STATED TASK: Search the material below for the word "představuje" and copy every line in which it occurs.

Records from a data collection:
-*-*-
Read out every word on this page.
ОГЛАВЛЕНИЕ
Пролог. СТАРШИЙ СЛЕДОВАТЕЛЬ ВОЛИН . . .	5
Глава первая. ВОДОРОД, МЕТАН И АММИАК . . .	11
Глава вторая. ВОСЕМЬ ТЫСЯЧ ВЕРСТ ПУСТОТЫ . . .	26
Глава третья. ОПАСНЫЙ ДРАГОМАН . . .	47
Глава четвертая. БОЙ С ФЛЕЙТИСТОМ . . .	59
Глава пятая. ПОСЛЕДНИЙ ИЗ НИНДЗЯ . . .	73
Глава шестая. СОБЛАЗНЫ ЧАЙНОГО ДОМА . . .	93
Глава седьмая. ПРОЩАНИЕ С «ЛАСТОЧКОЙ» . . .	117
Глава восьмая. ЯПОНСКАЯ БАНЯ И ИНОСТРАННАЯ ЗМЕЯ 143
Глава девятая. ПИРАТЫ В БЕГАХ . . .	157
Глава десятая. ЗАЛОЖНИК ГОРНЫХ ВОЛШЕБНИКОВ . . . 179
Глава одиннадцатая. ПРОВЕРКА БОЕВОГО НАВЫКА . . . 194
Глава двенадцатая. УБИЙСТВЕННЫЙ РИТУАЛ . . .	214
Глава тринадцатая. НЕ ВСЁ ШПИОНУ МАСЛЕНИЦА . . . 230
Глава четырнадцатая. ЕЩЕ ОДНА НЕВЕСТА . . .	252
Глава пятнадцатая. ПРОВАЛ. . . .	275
-*-*-
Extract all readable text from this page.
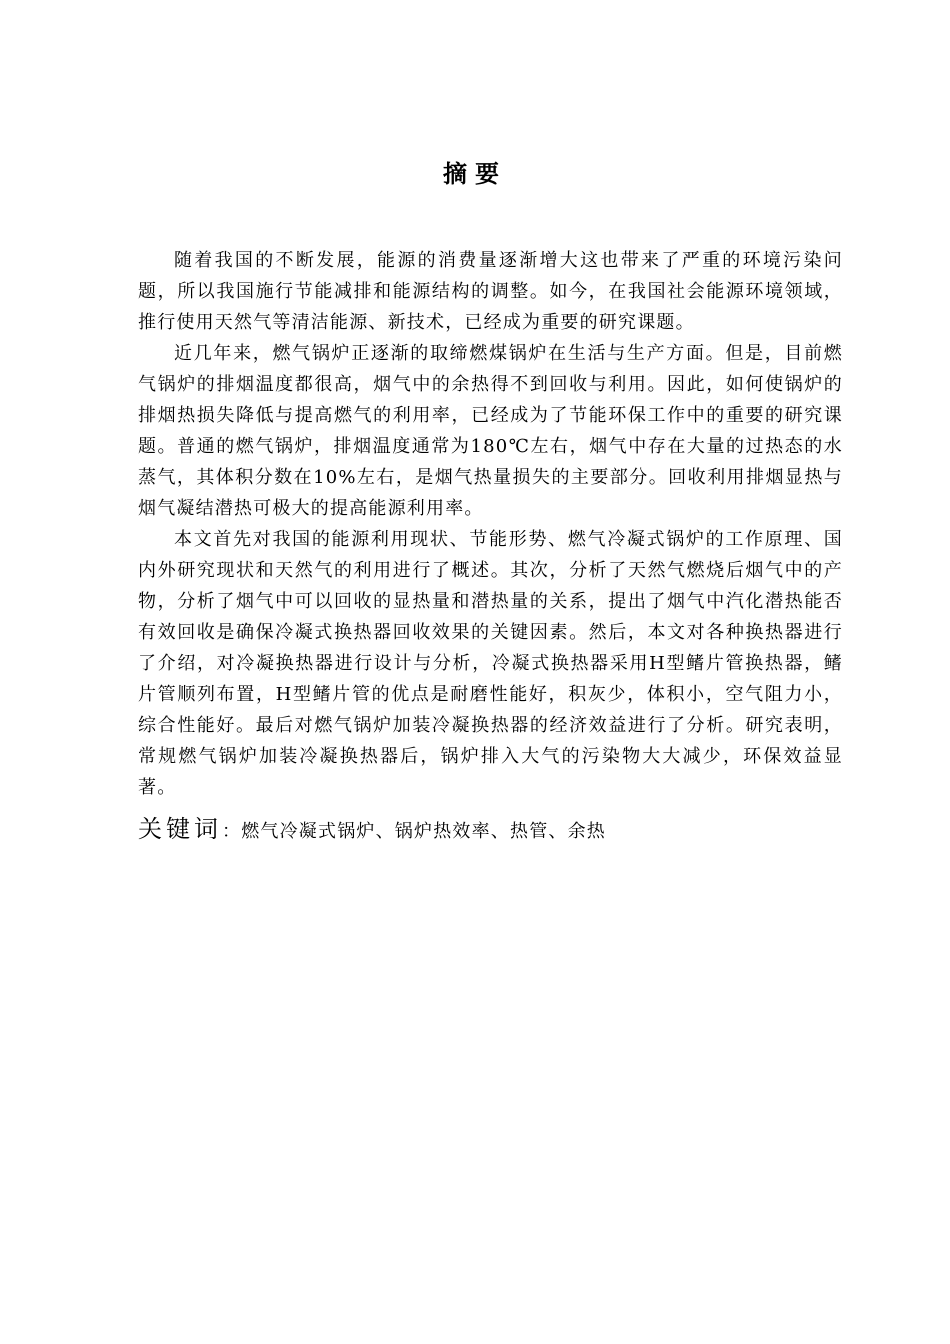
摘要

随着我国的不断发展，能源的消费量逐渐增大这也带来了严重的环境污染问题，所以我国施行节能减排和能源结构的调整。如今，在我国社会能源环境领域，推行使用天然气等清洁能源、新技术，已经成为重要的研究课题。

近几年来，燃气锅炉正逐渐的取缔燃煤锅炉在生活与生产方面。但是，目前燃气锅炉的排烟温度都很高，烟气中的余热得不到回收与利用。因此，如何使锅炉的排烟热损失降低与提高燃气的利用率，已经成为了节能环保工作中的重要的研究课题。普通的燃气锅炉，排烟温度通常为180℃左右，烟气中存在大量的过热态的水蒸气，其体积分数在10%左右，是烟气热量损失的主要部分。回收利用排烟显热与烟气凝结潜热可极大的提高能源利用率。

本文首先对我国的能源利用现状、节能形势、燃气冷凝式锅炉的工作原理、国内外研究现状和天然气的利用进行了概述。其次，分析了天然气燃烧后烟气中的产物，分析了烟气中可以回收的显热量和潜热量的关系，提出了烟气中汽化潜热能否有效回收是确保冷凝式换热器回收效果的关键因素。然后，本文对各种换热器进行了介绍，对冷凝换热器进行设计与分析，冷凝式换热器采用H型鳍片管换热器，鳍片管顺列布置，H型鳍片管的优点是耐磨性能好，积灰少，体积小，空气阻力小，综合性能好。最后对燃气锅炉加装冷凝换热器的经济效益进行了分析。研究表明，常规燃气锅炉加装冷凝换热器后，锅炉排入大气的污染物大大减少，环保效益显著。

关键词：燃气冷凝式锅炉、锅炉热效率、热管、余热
-*-*-
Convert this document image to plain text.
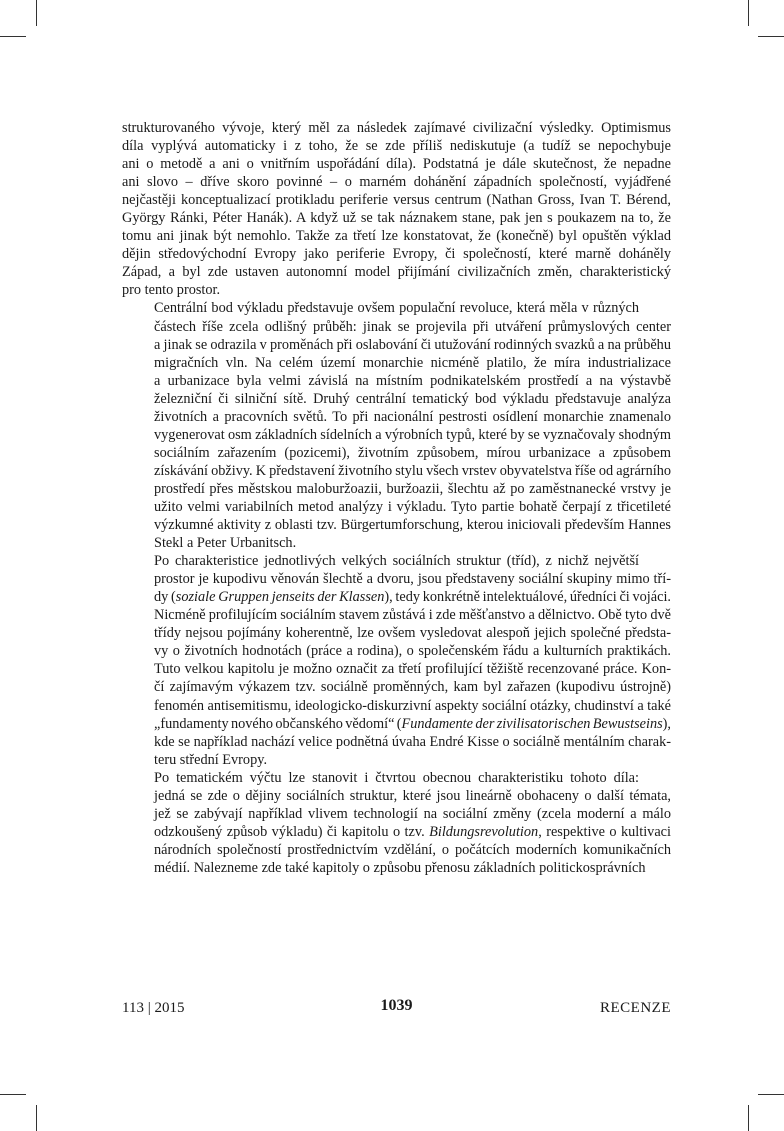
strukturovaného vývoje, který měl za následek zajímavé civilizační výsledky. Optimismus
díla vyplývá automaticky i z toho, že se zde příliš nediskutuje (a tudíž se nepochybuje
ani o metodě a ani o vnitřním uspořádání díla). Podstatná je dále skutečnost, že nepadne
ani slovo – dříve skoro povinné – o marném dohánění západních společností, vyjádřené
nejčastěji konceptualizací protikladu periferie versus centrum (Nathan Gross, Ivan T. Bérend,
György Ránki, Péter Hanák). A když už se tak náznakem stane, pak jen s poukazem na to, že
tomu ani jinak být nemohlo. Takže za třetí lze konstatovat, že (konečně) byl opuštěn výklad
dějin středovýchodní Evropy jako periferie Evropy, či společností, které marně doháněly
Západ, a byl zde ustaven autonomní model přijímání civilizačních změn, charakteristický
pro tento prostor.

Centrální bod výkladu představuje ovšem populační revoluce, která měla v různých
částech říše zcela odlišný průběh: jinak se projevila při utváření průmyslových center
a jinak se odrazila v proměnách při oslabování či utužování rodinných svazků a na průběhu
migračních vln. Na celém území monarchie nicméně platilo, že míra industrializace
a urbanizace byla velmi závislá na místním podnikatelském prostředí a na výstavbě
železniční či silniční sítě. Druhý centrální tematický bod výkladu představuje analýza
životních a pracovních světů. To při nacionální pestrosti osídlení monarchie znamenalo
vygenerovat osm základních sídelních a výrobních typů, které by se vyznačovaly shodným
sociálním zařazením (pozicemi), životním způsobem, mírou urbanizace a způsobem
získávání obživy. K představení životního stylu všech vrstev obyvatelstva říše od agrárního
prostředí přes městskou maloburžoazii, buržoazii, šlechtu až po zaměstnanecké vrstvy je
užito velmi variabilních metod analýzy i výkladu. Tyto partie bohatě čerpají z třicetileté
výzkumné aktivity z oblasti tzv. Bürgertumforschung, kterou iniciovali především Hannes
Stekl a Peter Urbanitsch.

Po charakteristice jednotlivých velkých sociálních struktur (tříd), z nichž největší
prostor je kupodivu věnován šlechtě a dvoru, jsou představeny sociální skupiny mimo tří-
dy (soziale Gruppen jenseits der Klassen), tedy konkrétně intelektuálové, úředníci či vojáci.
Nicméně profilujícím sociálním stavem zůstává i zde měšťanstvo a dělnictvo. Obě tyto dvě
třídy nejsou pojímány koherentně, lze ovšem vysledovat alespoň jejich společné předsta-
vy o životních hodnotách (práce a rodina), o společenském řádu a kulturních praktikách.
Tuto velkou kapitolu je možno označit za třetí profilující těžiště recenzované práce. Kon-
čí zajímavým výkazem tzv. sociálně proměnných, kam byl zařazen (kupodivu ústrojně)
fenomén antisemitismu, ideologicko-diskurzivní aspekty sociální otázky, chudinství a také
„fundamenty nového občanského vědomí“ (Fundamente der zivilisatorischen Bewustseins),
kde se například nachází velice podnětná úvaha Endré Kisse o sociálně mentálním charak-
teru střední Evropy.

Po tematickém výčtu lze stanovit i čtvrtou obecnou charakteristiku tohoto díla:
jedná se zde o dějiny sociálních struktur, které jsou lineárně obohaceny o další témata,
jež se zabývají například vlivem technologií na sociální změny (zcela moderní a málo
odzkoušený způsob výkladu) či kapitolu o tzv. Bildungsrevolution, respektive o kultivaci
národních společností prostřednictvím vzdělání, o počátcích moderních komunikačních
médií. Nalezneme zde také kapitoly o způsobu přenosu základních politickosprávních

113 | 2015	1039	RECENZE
-*-*-
RESULT:
Centrální bod výkladu představuje ovšem populační revoluce, která měla v různých
železniční či silniční sítě. Druhý centrální tematický bod výkladu představuje analýza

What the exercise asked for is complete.